WHAT IS BEING ASKED: Transcribe the listing word for word.
>> Start INPUT
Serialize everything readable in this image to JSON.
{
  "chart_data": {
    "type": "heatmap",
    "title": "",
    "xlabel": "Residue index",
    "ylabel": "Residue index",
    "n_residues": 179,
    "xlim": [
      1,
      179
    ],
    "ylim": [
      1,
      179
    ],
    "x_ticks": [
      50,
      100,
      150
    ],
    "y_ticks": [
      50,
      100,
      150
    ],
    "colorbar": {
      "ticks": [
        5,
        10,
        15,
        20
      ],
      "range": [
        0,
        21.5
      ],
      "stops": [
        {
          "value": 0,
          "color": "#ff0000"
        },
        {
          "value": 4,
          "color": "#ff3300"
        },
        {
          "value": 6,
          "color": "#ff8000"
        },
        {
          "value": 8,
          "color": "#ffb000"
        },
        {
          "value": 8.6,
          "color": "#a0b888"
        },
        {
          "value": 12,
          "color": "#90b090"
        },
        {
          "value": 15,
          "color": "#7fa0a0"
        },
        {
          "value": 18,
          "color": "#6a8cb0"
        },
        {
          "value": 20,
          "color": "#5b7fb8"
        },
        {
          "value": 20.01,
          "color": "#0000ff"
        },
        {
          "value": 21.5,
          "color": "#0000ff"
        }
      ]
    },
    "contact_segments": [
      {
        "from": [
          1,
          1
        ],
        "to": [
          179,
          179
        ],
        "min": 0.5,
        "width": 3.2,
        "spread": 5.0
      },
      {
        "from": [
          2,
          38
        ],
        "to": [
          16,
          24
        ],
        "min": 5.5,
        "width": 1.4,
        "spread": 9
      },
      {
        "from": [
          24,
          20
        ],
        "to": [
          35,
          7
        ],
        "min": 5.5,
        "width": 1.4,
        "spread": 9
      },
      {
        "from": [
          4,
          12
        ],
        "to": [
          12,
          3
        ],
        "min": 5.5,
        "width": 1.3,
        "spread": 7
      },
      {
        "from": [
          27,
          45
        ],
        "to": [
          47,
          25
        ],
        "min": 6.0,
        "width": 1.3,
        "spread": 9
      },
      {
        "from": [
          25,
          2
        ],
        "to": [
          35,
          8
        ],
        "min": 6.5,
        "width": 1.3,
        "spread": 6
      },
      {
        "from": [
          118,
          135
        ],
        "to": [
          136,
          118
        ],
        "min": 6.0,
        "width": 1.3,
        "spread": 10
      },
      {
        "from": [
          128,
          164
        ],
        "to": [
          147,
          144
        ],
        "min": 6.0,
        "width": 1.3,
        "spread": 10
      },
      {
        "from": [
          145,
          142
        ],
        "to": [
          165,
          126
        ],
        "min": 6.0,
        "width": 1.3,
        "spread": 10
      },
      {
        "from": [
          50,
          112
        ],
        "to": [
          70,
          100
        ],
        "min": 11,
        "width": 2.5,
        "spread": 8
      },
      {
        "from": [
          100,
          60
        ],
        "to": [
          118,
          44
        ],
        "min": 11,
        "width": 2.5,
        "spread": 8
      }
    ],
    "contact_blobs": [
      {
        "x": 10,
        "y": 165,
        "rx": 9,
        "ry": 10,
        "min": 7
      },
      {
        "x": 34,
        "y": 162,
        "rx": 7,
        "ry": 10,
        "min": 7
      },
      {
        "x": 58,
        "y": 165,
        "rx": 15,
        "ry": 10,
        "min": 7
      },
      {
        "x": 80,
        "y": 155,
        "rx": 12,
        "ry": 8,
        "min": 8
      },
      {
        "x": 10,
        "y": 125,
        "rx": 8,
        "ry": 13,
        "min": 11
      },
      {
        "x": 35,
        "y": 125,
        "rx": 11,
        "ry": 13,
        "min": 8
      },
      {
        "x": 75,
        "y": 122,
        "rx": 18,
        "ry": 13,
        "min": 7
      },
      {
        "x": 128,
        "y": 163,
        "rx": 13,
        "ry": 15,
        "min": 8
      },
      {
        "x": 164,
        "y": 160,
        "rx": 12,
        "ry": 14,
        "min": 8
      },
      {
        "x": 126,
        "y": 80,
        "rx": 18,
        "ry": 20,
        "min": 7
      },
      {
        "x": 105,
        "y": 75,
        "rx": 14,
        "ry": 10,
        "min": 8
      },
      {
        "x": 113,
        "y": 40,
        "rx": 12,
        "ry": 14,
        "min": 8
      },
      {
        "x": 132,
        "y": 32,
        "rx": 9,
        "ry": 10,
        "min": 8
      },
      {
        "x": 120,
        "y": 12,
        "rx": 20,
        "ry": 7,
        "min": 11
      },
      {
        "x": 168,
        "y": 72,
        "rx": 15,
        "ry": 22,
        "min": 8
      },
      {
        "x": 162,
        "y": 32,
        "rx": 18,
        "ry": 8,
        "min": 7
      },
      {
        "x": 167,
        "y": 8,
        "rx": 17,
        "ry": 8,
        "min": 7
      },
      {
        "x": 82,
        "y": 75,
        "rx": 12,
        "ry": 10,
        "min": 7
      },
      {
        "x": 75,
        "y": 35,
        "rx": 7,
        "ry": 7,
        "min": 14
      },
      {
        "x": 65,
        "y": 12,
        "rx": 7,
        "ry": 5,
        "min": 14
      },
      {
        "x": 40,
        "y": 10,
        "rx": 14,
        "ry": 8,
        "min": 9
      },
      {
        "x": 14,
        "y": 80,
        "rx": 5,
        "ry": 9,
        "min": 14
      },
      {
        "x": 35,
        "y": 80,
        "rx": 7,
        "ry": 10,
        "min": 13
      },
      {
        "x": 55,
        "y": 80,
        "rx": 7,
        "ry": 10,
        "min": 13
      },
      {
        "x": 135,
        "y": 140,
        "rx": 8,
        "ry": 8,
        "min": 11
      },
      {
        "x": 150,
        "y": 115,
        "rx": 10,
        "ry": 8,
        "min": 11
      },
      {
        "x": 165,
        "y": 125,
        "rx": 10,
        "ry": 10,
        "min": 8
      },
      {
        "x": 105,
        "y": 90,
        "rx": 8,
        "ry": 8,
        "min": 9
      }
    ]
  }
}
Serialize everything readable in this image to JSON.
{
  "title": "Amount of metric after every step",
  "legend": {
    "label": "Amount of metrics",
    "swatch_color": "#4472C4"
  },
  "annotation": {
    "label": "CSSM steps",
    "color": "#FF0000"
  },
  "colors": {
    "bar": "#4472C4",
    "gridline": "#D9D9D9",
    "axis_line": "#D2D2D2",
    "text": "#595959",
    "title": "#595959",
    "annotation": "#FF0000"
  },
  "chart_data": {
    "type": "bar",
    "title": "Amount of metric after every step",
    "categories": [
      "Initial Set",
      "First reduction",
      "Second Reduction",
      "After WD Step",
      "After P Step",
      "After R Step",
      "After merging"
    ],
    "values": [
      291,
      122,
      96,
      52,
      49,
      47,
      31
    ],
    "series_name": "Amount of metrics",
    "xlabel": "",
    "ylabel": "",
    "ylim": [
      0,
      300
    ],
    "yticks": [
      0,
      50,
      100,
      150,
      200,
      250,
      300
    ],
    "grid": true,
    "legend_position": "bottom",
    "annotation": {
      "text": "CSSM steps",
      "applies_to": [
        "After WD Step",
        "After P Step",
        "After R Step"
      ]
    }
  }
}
>> End INPUT
FULL OUTPUT:
Serialize everything readable in this image to JSON.
{
  "chart_data": {
    "type": "heatmap",
    "title": "",
    "xlabel": "Residue index",
    "ylabel": "Residue index",
    "n_residues": 179,
    "xlim": [
      1,
      179
    ],
    "ylim": [
      1,
      179
    ],
    "x_ticks": [
      50,
      100,
      150
    ],
    "y_ticks": [
      50,
      100,
      150
    ],
    "colorbar": {
      "ticks": [
        5,
        10,
        15,
        20
      ],
      "range": [
        0,
        21.5
      ],
      "stops": [
        {
          "value": 0,
          "color": "#ff0000"
        },
        {
          "value": 4,
          "color": "#ff3300"
        },
        {
          "value": 6,
          "color": "#ff8000"
        },
        {
          "value": 8,
          "color": "#ffb000"
        },
        {
          "value": 8.6,
          "color": "#a0b888"
        },
        {
          "value": 12,
          "color": "#90b090"
        },
        {
          "value": 15,
          "color": "#7fa0a0"
        },
        {
          "value": 18,
          "color": "#6a8cb0"
        },
        {
          "value": 20,
          "color": "#5b7fb8"
        },
        {
          "value": 20.01,
          "color": "#0000ff"
        },
        {
          "value": 21.5,
          "color": "#0000ff"
        }
      ]
    },
    "contact_segments": [
      {
        "from": [
          1,
          1
        ],
        "to": [
          179,
          179
        ],
        "min": 0.5,
        "width": 3.2,
        "spread": 5.0
      },
      {
        "from": [
          2,
          38
        ],
        "to": [
          16,
          24
        ],
        "min": 5.5,
        "width": 1.4,
        "spread": 9
      },
      {
        "from": [
          24,
          20
        ],
        "to": [
          35,
          7
        ],
        "min": 5.5,
        "width": 1.4,
        "spread": 9
      },
      {
        "from": [
          4,
          12
        ],
        "to": [
          12,
          3
        ],
        "min": 5.5,
        "width": 1.3,
        "spread": 7
      },
      {
        "from": [
          27,
          45
        ],
        "to": [
          47,
          25
        ],
        "min": 6.0,
        "width": 1.3,
        "spread": 9
      },
      {
        "from": [
          25,
          2
        ],
        "to": [
          35,
          8
        ],
        "min": 6.5,
        "width": 1.3,
        "spread": 6
      },
      {
        "from": [
          118,
          135
        ],
        "to": [
          136,
          118
        ],
        "min": 6.0,
        "width": 1.3,
        "spread": 10
      },
      {
        "from": [
          128,
          164
        ],
        "to": [
          147,
          144
        ],
        "min": 6.0,
        "width": 1.3,
        "spread": 10
      },
      {
        "from": [
          145,
          142
        ],
        "to": [
          165,
          126
        ],
        "min": 6.0,
        "width": 1.3,
        "spread": 10
      },
      {
        "from": [
          50,
          112
        ],
        "to": [
          70,
          100
        ],
        "min": 11,
        "width": 2.5,
        "spread": 8
      },
      {
        "from": [
          100,
          60
        ],
        "to": [
          118,
          44
        ],
        "min": 11,
        "width": 2.5,
        "spread": 8
      }
    ],
    "contact_blobs": [
      {
        "x": 10,
        "y": 165,
        "rx": 9,
        "ry": 10,
        "min": 7
      },
      {
        "x": 34,
        "y": 162,
        "rx": 7,
        "ry": 10,
        "min": 7
      },
      {
        "x": 58,
        "y": 165,
        "rx": 15,
        "ry": 10,
        "min": 7
      },
      {
        "x": 80,
        "y": 155,
        "rx": 12,
        "ry": 8,
        "min": 8
      },
      {
        "x": 10,
        "y": 125,
        "rx": 8,
        "ry": 13,
        "min": 11
      },
      {
        "x": 35,
        "y": 125,
        "rx": 11,
        "ry": 13,
        "min": 8
      },
      {
        "x": 75,
        "y": 122,
        "rx": 18,
        "ry": 13,
        "min": 7
      },
      {
        "x": 128,
        "y": 163,
        "rx": 13,
        "ry": 15,
        "min": 8
      },
      {
        "x": 164,
        "y": 160,
        "rx": 12,
        "ry": 14,
        "min": 8
      },
      {
        "x": 126,
        "y": 80,
        "rx": 18,
        "ry": 20,
        "min": 7
      },
      {
        "x": 105,
        "y": 75,
        "rx": 14,
        "ry": 10,
        "min": 8
      },
      {
        "x": 113,
        "y": 40,
        "rx": 12,
        "ry": 14,
        "min": 8
      },
      {
        "x": 132,
        "y": 32,
        "rx": 9,
        "ry": 10,
        "min": 8
      },
      {
        "x": 120,
        "y": 12,
        "rx": 20,
        "ry": 7,
        "min": 11
      },
      {
        "x": 168,
        "y": 72,
        "rx": 15,
        "ry": 22,
        "min": 8
      },
      {
        "x": 162,
        "y": 32,
        "rx": 18,
        "ry": 8,
        "min": 7
      },
      {
        "x": 167,
        "y": 8,
        "rx": 17,
        "ry": 8,
        "min": 7
      },
      {
        "x": 82,
        "y": 75,
        "rx": 12,
        "ry": 10,
        "min": 7
      },
      {
        "x": 75,
        "y": 35,
        "rx": 7,
        "ry": 7,
        "min": 14
      },
      {
        "x": 65,
        "y": 12,
        "rx": 7,
        "ry": 5,
        "min": 14
      },
      {
        "x": 40,
        "y": 10,
        "rx": 14,
        "ry": 8,
        "min": 9
      },
      {
        "x": 14,
        "y": 80,
        "rx": 5,
        "ry": 9,
        "min": 14
      },
      {
        "x": 35,
        "y": 80,
        "rx": 7,
        "ry": 10,
        "min": 13
      },
      {
        "x": 55,
        "y": 80,
        "rx": 7,
        "ry": 10,
        "min": 13
      },
      {
        "x": 135,
        "y": 140,
        "rx": 8,
        "ry": 8,
        "min": 11
      },
      {
        "x": 150,
        "y": 115,
        "rx": 10,
        "ry": 8,
        "min": 11
      },
      {
        "x": 165,
        "y": 125,
        "rx": 10,
        "ry": 10,
        "min": 8
      },
      {
        "x": 105,
        "y": 90,
        "rx": 8,
        "ry": 8,
        "min": 9
      }
    ]
  }
}
Serialize everything readable in this image to JSON.
{
  "title": "Amount of metric after every step",
  "legend": {
    "label": "Amount of metrics",
    "swatch_color": "#4472C4"
  },
  "annotation": {
    "label": "CSSM steps",
    "color": "#FF0000"
  },
  "colors": {
    "bar": "#4472C4",
    "gridline": "#D9D9D9",
    "axis_line": "#D2D2D2",
    "text": "#595959",
    "title": "#595959",
    "annotation": "#FF0000"
  },
  "chart_data": {
    "type": "bar",
    "title": "Amount of metric after every step",
    "categories": [
      "Initial Set",
      "First reduction",
      "Second Reduction",
      "After WD Step",
      "After P Step",
      "After R Step",
      "After merging"
    ],
    "values": [
      291,
      122,
      96,
      52,
      49,
      47,
      31
    ],
    "series_name": "Amount of metrics",
    "xlabel": "",
    "ylabel": "",
    "ylim": [
      0,
      300
    ],
    "yticks": [
      0,
      50,
      100,
      150,
      200,
      250,
      300
    ],
    "grid": true,
    "legend_position": "bottom",
    "annotation": {
      "text": "CSSM steps",
      "applies_to": [
        "After WD Step",
        "After P Step",
        "After R Step"
      ]
    }
  }
}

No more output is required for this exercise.